──────── Supplied records

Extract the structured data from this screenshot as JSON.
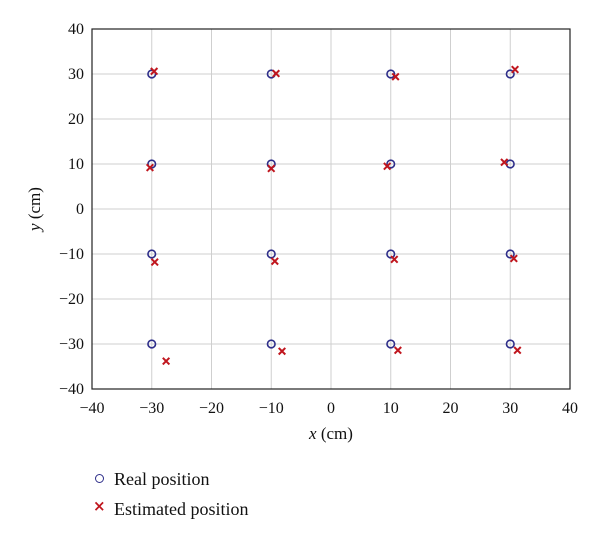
{
  "chart_data": {
    "type": "scatter",
    "xlabel_var": "x",
    "xlabel_unit": "(cm)",
    "ylabel_var": "y",
    "ylabel_unit": "(cm)",
    "xlim": [
      -40,
      40
    ],
    "ylim": [
      -40,
      40
    ],
    "xticks": [
      "−40",
      "−30",
      "−20",
      "−10",
      "0",
      "10",
      "20",
      "30",
      "40"
    ],
    "yticks": [
      "40",
      "30",
      "20",
      "10",
      "0",
      "−10",
      "−20",
      "−30",
      "−40"
    ],
    "grid": true,
    "legend_position": "bottom-left",
    "series": [
      {
        "name": "Real position",
        "marker": "circle",
        "color": "#2e2e8a",
        "points": [
          [
            -30,
            30
          ],
          [
            -10,
            30
          ],
          [
            10,
            30
          ],
          [
            30,
            30
          ],
          [
            -30,
            10
          ],
          [
            -10,
            10
          ],
          [
            10,
            10
          ],
          [
            30,
            10
          ],
          [
            -30,
            -10
          ],
          [
            -10,
            -10
          ],
          [
            10,
            -10
          ],
          [
            30,
            -10
          ],
          [
            -30,
            -30
          ],
          [
            -10,
            -30
          ],
          [
            10,
            -30
          ],
          [
            30,
            -30
          ]
        ]
      },
      {
        "name": "Estimated position",
        "marker": "x",
        "color": "#c0161e",
        "points": [
          [
            -29.6,
            30.6
          ],
          [
            -9.2,
            30.1
          ],
          [
            10.8,
            29.4
          ],
          [
            30.8,
            31
          ],
          [
            -30.3,
            9.2
          ],
          [
            -10,
            9
          ],
          [
            9.4,
            9.5
          ],
          [
            29,
            10.4
          ],
          [
            -29.5,
            -11.8
          ],
          [
            -9.4,
            -11.6
          ],
          [
            10.6,
            -11.2
          ],
          [
            30.6,
            -11
          ],
          [
            -27.6,
            -33.8
          ],
          [
            -8.2,
            -31.6
          ],
          [
            11.2,
            -31.4
          ],
          [
            31.2,
            -31.4
          ]
        ]
      }
    ]
  },
  "legend": {
    "real_label": "Real position",
    "estimated_label": "Estimated position"
  }
}
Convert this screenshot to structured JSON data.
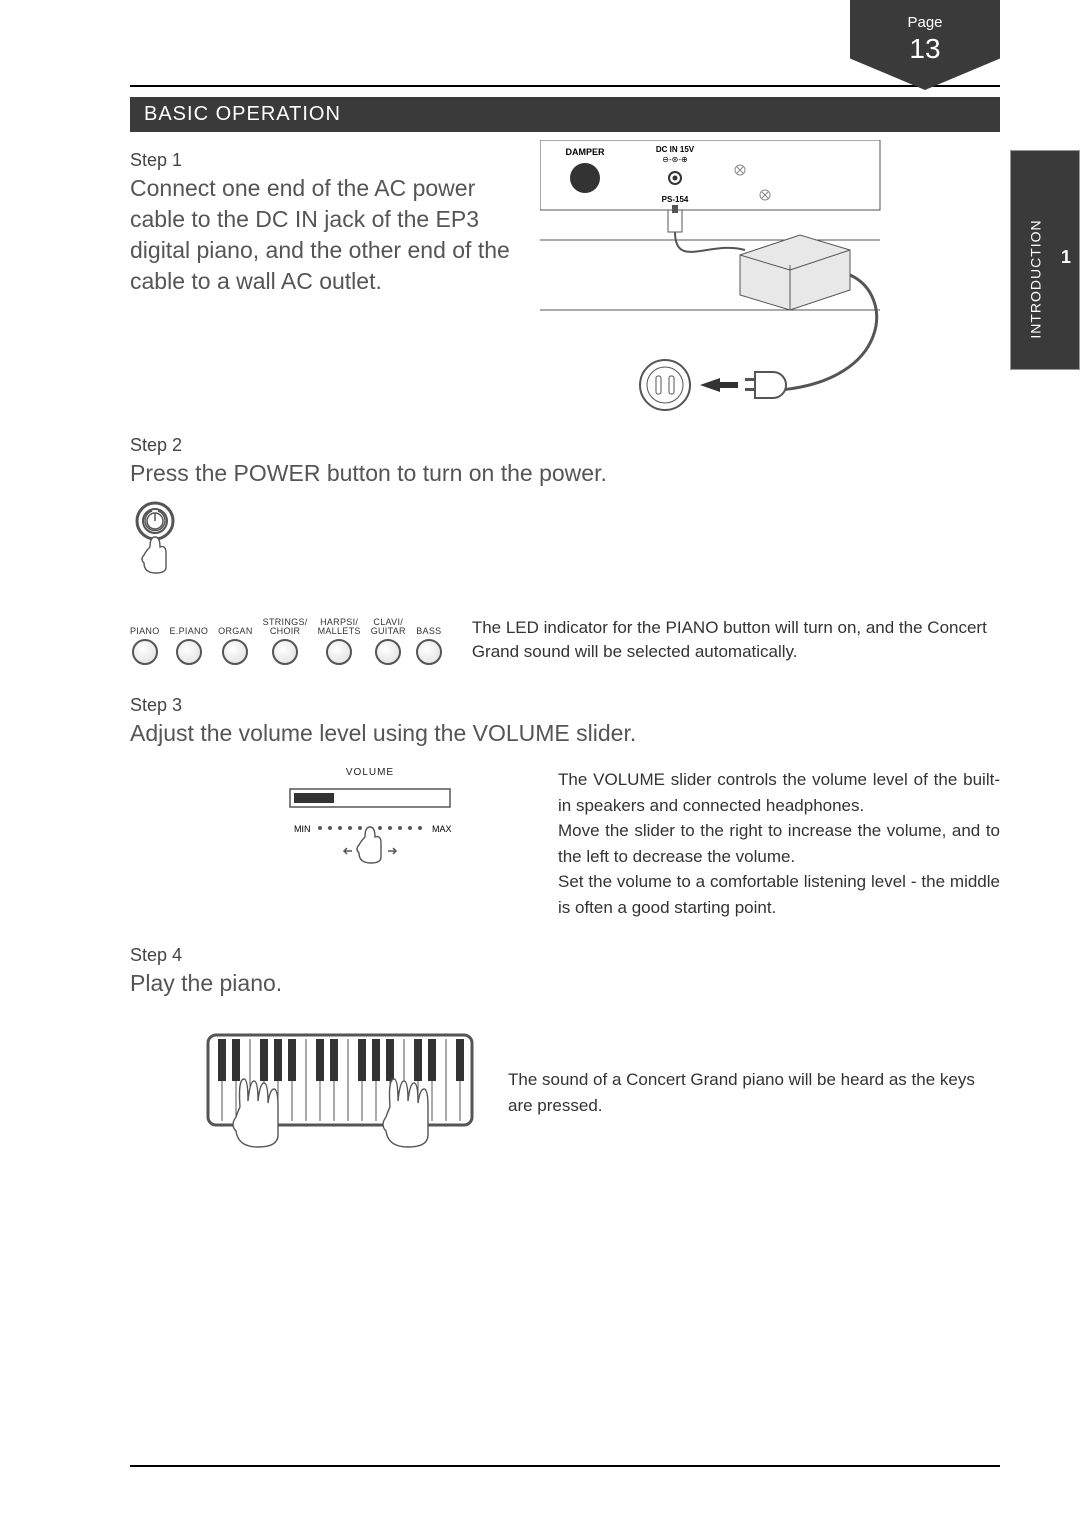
{
  "page": {
    "page_label": "Page",
    "page_number": "13",
    "side_tab_label": "INTRODUCTION",
    "side_tab_chapter": "1",
    "section_title": "BASIC OPERATION"
  },
  "step1": {
    "label": "Step 1",
    "body": "Connect one end of the AC power cable to the DC IN jack of the EP3 digital piano, and the other end of the cable to a wall AC outlet.",
    "damper_label": "DAMPER",
    "dcin_label": "DC IN 15V",
    "polarity_symbols": "⊖-⊛-⊕",
    "adapter_model": "PS-154"
  },
  "step2": {
    "label": "Step 2",
    "body": "Press the POWER button to turn on the power.",
    "buttons": [
      "PIANO",
      "E.PIANO",
      "ORGAN",
      "STRINGS/\nCHOIR",
      "HARPSI/\nMALLETS",
      "CLAVI/\nGUITAR",
      "BASS"
    ],
    "led_text": "The LED indicator for the PIANO button will turn on, and the Concert Grand sound will be selected automatically."
  },
  "step3": {
    "label": "Step 3",
    "body": "Adjust the volume level using the VOLUME slider.",
    "volume_label": "VOLUME",
    "min_label": "MIN",
    "max_label": "MAX",
    "desc": "The VOLUME slider controls the volume level of the built-in speakers and connected headphones.\nMove the slider to the right to increase the volume, and to the left to decrease the volume.\nSet the volume to a comfortable listening level - the middle is often a good starting point."
  },
  "step4": {
    "label": "Step 4",
    "body": "Play the piano.",
    "desc": "The sound of a Concert Grand piano will be heard as the keys are pressed."
  },
  "colors": {
    "dark": "#3a3a3a",
    "text_body": "#555555",
    "rule": "#000000"
  }
}
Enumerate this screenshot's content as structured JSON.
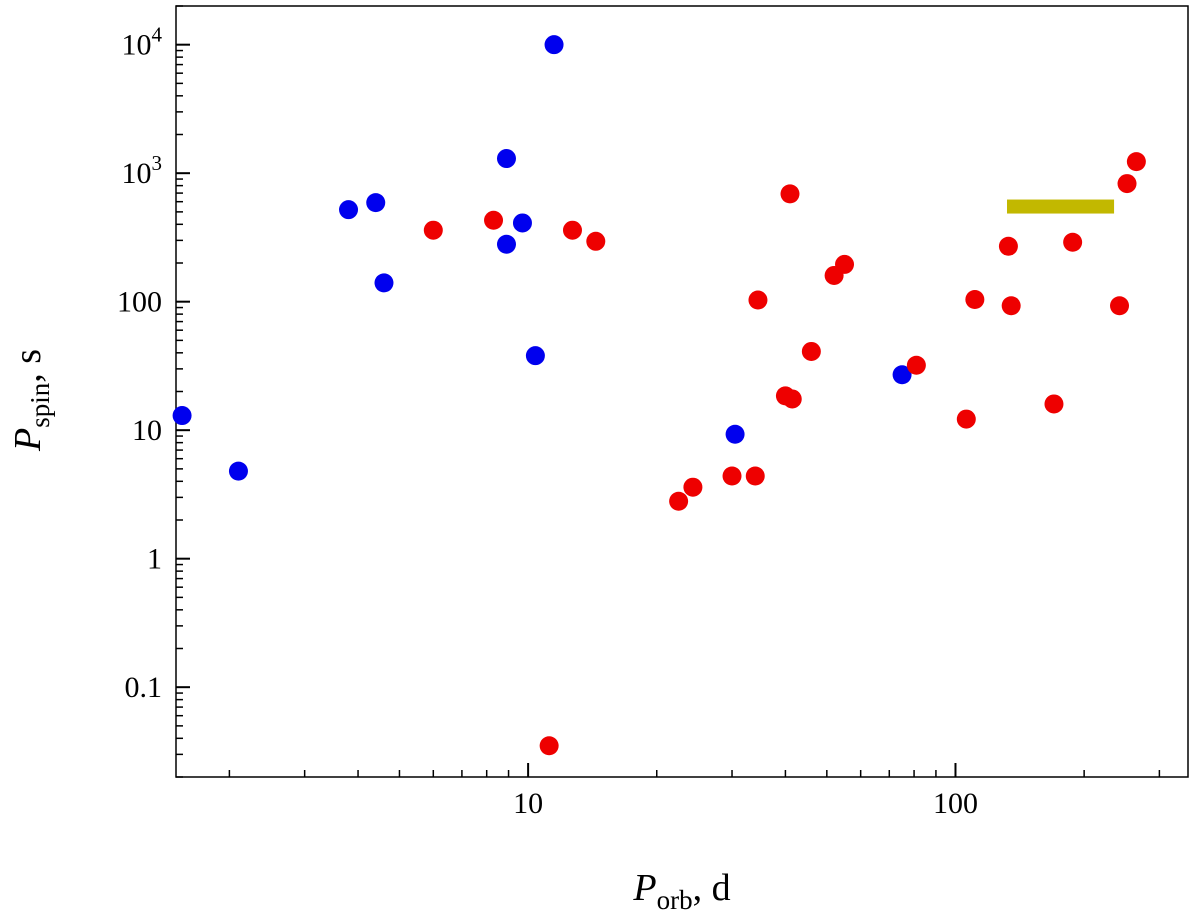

────────────────

_Work instructions_. Transcribe all the data word for word; the images stay out.

_Complete output_.
Extract the structured data from this screenshot as JSON.
{
  "chart_data": {
    "type": "scatter",
    "xlabel_var": "x",
    "xlabel_unit": "(cm)",
    "ylabel_var": "y",
    "ylabel_unit": "(cm)",
    "xlim": [
      -40,
      40
    ],
    "ylim": [
      -40,
      40
    ],
    "xticks": [
      "−40",
      "−30",
      "−20",
      "−10",
      "0",
      "10",
      "20",
      "30",
      "40"
    ],
    "yticks": [
      "40",
      "30",
      "20",
      "10",
      "0",
      "−10",
      "−20",
      "−30",
      "−40"
    ],
    "grid": true,
    "legend_position": "bottom-left",
    "series": [
      {
        "name": "Real position",
        "marker": "circle",
        "color": "#2e2e8a",
        "points": [
          [
            -30,
            30
          ],
          [
            -10,
            30
          ],
          [
            10,
            30
          ],
          [
            30,
            30
          ],
          [
            -30,
            10
          ],
          [
            -10,
            10
          ],
          [
            10,
            10
          ],
          [
            30,
            10
          ],
          [
            -30,
            -10
          ],
          [
            -10,
            -10
          ],
          [
            10,
            -10
          ],
          [
            30,
            -10
          ],
          [
            -30,
            -30
          ],
          [
            -10,
            -30
          ],
          [
            10,
            -30
          ],
          [
            30,
            -30
          ]
        ]
      },
      {
        "name": "Estimated position",
        "marker": "x",
        "color": "#c0161e",
        "points": [
          [
            -29.6,
            30.6
          ],
          [
            -9.2,
            30.1
          ],
          [
            10.8,
            29.4
          ],
          [
            30.8,
            31
          ],
          [
            -30.3,
            9.2
          ],
          [
            -10,
            9
          ],
          [
            9.4,
            9.5
          ],
          [
            29,
            10.4
          ],
          [
            -29.5,
            -11.8
          ],
          [
            -9.4,
            -11.6
          ],
          [
            10.6,
            -11.2
          ],
          [
            30.6,
            -11
          ],
          [
            -27.6,
            -33.8
          ],
          [
            -8.2,
            -31.6
          ],
          [
            11.2,
            -31.4
          ],
          [
            31.2,
            -31.4
          ]
        ]
      }
    ]
  },
  "legend": {
    "real_label": "Real position",
    "estimated_label": "Estimated position"
  }
}
Convert this screenshot to structured JSON data.
{
  "page": {
    "page_label": "Page",
    "page_number": "13",
    "side_tab_label": "INTRODUCTION",
    "side_tab_chapter": "1",
    "section_title": "BASIC OPERATION"
  },
  "step1": {
    "label": "Step 1",
    "body": "Connect one end of the AC power cable to the DC IN jack of the EP3 digital piano, and the other end of the cable to a wall AC outlet.",
    "damper_label": "DAMPER",
    "dcin_label": "DC IN 15V",
    "polarity_symbols": "⊖-⊛-⊕",
    "adapter_model": "PS-154"
  },
  "step2": {
    "label": "Step 2",
    "body": "Press the POWER button to turn on the power.",
    "buttons": [
      "PIANO",
      "E.PIANO",
      "ORGAN",
      "STRINGS/\nCHOIR",
      "HARPSI/\nMALLETS",
      "CLAVI/\nGUITAR",
      "BASS"
    ],
    "led_text": "The LED indicator for the PIANO button will turn on, and the Concert Grand sound will be selected automatically."
  },
  "step3": {
    "label": "Step 3",
    "body": "Adjust the volume level using the VOLUME slider.",
    "volume_label": "VOLUME",
    "min_label": "MIN",
    "max_label": "MAX",
    "desc": "The VOLUME slider controls the volume level of the built-in speakers and connected headphones.\nMove the slider to the right to increase the volume, and to the left to decrease the volume.\nSet the volume to a comfortable listening level - the middle is often a good starting point."
  },
  "step4": {
    "label": "Step 4",
    "body": "Play the piano.",
    "desc": "The sound of a Concert Grand piano will be heard as the keys are pressed."
  },
  "colors": {
    "dark": "#3a3a3a",
    "text_body": "#555555",
    "rule": "#000000"
  }
}
Enumerate this screenshot's content as structured JSON.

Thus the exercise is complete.